▶ **TASK BRIEF**
The output should be all lines of the entries below in which the word "Candidatus" occurs.

▶ **INFORMATION PROVIDED**
§
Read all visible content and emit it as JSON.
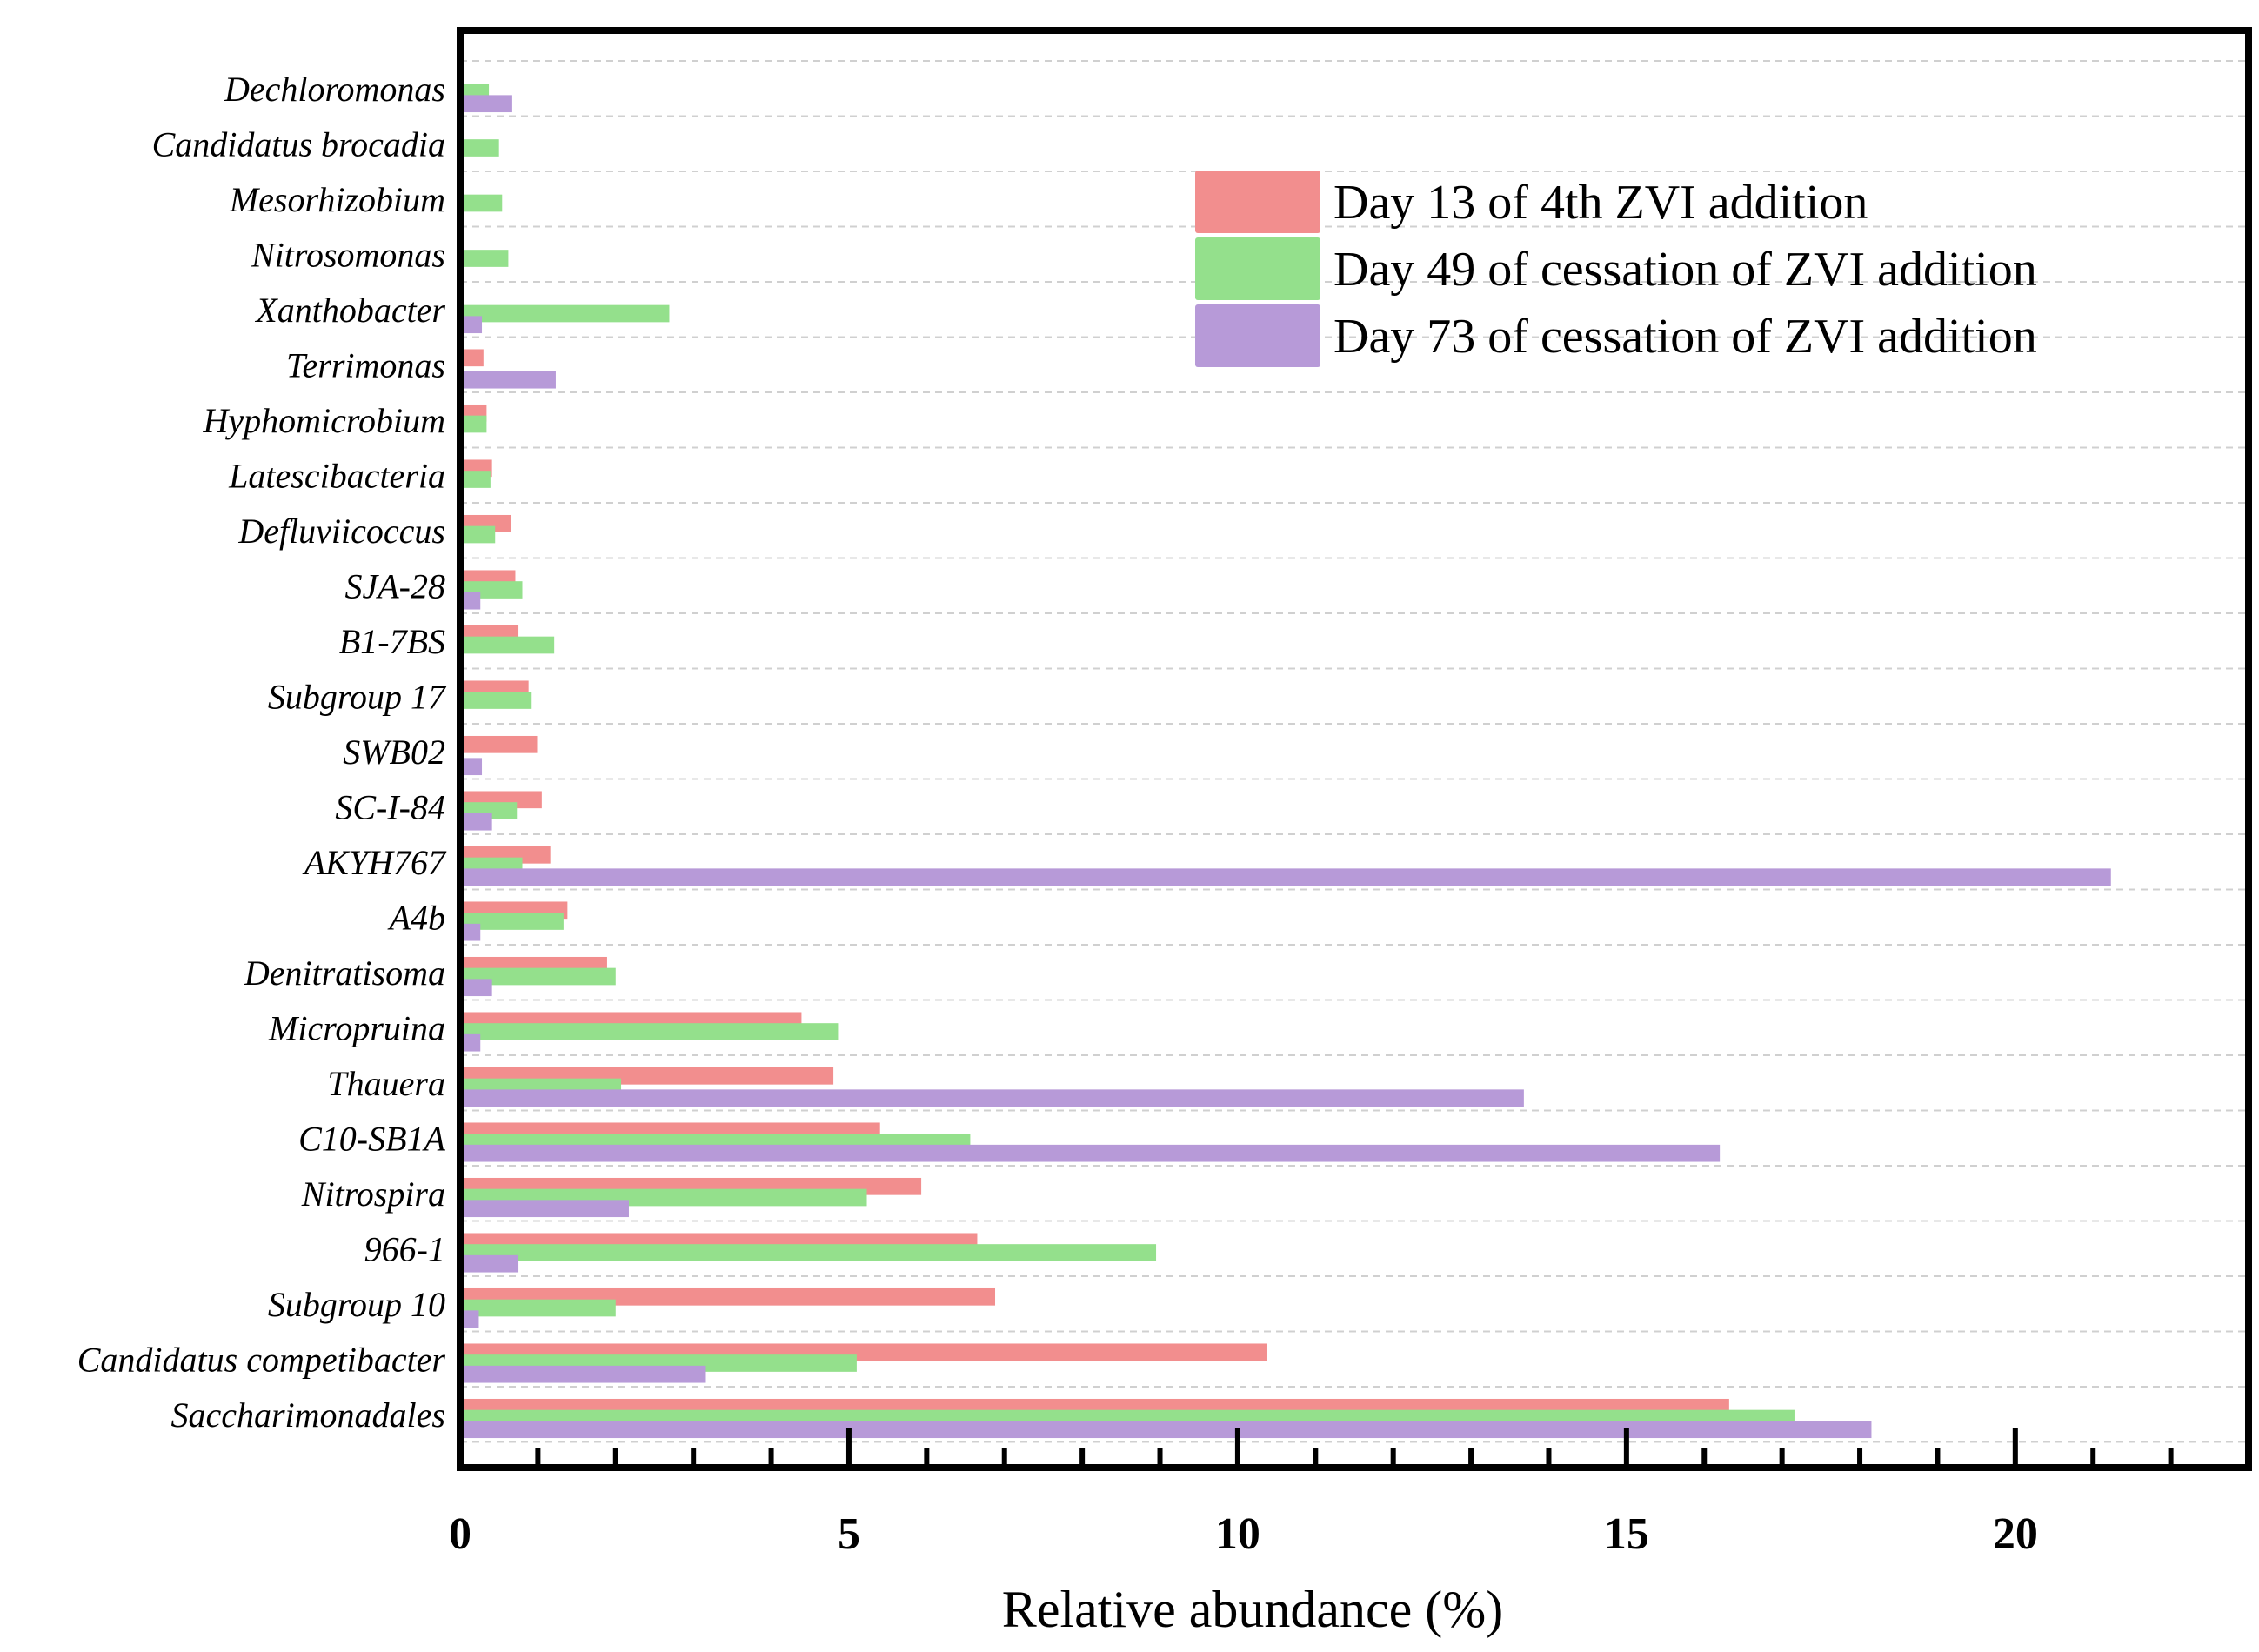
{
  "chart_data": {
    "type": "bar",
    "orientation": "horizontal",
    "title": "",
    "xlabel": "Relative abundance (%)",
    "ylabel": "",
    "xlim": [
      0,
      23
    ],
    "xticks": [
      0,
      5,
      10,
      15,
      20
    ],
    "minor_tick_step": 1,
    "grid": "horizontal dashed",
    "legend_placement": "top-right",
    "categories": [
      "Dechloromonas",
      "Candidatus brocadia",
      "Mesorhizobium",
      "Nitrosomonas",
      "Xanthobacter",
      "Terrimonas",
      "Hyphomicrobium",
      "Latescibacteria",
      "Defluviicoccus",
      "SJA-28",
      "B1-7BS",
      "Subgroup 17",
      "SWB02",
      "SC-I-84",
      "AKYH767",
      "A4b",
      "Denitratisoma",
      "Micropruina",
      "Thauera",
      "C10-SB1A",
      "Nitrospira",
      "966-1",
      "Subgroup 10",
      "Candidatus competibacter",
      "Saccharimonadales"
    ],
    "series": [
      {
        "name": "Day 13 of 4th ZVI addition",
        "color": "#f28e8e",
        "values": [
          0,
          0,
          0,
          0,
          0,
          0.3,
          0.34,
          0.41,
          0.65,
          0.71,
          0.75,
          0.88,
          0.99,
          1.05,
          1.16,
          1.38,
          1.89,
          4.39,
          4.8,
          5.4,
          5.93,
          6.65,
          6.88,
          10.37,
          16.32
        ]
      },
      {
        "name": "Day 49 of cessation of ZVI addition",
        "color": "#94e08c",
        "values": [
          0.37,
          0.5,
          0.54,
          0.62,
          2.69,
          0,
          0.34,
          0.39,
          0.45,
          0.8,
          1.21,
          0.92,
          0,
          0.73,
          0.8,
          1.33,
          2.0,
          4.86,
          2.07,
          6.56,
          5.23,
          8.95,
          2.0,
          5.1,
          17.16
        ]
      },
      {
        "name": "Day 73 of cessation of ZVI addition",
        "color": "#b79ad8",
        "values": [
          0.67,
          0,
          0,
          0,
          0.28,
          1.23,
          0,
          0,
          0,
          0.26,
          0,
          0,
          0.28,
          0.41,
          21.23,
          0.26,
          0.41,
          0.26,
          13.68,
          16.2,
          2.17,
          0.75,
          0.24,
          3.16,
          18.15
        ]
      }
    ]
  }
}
§
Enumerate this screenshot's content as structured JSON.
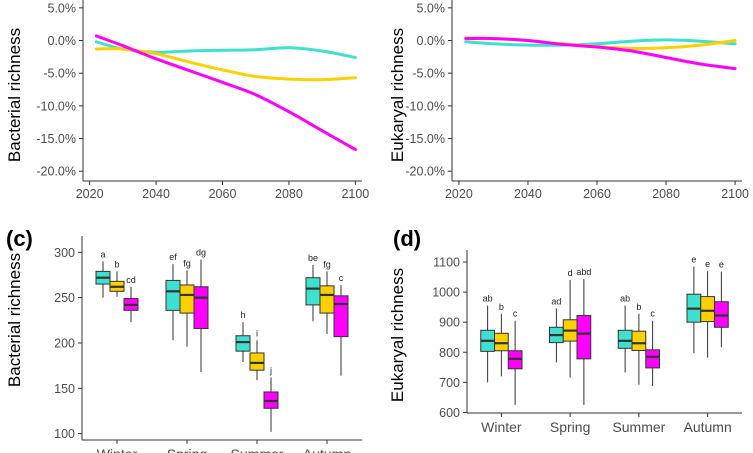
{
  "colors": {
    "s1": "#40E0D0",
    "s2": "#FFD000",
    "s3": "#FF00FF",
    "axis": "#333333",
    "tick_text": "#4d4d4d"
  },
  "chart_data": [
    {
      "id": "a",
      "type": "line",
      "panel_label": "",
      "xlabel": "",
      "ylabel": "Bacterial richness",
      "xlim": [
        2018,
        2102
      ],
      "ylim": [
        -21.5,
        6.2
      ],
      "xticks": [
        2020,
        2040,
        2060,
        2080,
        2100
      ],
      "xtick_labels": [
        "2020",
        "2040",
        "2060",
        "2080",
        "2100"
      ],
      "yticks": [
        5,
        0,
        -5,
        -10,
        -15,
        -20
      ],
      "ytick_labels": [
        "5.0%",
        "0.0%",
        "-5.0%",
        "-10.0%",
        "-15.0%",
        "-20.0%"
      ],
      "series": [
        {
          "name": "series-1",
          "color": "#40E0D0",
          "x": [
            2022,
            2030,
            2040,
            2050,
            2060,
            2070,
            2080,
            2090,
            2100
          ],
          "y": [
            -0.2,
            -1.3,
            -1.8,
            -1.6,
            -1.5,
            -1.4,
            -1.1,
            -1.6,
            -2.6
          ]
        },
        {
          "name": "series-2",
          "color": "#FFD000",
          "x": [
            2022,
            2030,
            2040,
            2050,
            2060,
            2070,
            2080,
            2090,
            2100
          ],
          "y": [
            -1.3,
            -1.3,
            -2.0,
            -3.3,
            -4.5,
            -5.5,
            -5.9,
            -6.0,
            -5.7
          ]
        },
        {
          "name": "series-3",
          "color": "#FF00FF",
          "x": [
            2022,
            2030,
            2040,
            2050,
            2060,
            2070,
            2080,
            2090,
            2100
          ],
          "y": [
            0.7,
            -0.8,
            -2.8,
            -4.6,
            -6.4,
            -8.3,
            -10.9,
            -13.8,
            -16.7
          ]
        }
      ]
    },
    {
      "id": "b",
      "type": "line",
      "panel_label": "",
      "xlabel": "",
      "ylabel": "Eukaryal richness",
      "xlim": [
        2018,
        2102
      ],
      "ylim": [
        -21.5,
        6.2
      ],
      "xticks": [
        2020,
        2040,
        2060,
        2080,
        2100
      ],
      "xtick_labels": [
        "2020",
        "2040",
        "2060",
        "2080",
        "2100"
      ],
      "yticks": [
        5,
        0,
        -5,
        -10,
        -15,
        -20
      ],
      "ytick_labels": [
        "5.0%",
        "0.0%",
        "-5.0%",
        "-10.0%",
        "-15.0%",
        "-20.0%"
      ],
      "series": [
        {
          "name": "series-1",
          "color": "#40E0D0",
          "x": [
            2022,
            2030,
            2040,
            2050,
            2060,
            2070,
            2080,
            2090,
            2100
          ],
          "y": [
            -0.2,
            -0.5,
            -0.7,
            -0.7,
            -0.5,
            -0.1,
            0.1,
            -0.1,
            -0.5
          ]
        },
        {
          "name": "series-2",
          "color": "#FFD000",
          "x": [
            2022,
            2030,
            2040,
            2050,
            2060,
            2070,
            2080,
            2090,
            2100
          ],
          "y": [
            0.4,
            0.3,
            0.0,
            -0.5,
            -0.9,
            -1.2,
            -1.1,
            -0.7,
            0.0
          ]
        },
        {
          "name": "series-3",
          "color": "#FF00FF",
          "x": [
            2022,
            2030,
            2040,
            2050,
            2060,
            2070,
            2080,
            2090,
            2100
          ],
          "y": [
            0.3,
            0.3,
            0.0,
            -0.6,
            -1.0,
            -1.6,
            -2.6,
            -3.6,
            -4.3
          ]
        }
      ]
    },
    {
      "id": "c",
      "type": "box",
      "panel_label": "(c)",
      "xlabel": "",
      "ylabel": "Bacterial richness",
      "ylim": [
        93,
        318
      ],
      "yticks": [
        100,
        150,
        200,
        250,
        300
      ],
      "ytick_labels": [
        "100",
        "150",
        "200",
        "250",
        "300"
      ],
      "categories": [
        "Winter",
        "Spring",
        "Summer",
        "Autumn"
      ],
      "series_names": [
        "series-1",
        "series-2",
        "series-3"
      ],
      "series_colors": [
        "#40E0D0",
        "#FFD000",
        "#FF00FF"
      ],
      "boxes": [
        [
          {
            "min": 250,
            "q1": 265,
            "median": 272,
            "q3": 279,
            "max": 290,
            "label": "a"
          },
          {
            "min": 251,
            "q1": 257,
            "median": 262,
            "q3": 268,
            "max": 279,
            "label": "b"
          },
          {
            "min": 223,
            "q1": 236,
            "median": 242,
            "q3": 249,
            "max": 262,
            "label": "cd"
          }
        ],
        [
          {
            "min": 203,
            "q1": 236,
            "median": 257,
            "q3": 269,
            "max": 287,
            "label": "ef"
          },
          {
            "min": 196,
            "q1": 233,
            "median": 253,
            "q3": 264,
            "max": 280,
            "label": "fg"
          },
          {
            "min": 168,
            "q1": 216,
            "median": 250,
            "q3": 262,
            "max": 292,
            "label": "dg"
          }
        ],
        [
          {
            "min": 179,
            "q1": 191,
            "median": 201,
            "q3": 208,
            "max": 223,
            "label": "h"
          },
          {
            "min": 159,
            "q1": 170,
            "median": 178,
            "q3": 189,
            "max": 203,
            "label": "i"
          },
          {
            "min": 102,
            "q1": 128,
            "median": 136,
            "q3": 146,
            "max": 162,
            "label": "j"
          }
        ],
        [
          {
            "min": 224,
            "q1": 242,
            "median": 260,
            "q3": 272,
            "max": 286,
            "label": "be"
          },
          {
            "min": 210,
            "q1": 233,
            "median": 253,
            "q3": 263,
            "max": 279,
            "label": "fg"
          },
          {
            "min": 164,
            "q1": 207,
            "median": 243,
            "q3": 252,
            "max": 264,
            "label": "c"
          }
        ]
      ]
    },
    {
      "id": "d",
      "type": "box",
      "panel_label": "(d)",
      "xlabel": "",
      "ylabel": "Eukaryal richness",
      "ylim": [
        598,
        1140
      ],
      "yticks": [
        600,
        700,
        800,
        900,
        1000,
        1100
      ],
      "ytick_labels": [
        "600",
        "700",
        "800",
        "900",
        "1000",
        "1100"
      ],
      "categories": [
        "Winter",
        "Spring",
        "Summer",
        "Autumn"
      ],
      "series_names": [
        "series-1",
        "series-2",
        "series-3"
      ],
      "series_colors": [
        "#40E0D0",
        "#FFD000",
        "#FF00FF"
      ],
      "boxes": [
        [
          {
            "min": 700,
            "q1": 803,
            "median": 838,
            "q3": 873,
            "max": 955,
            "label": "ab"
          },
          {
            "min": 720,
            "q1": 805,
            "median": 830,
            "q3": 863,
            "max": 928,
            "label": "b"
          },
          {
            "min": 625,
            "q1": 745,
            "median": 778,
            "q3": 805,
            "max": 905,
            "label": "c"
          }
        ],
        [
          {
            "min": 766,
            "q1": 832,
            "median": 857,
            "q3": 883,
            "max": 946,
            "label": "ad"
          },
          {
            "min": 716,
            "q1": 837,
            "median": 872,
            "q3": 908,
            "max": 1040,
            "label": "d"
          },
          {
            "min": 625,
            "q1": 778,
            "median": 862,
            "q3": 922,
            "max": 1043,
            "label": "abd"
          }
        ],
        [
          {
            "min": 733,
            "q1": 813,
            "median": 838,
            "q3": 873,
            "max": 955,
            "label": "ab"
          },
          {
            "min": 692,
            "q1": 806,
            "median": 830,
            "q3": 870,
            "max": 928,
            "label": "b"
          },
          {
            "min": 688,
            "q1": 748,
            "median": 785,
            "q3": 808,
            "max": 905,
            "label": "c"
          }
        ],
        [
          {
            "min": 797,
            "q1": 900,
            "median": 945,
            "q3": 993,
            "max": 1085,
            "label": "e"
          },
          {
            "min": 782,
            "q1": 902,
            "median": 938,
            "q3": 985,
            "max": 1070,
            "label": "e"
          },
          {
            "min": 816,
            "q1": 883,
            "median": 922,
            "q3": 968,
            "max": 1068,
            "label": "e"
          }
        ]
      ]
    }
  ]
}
§
▶ **OUTPUT FOR THIS TASK**
      "Candidatus brocadia",
      "Candidatus competibacter",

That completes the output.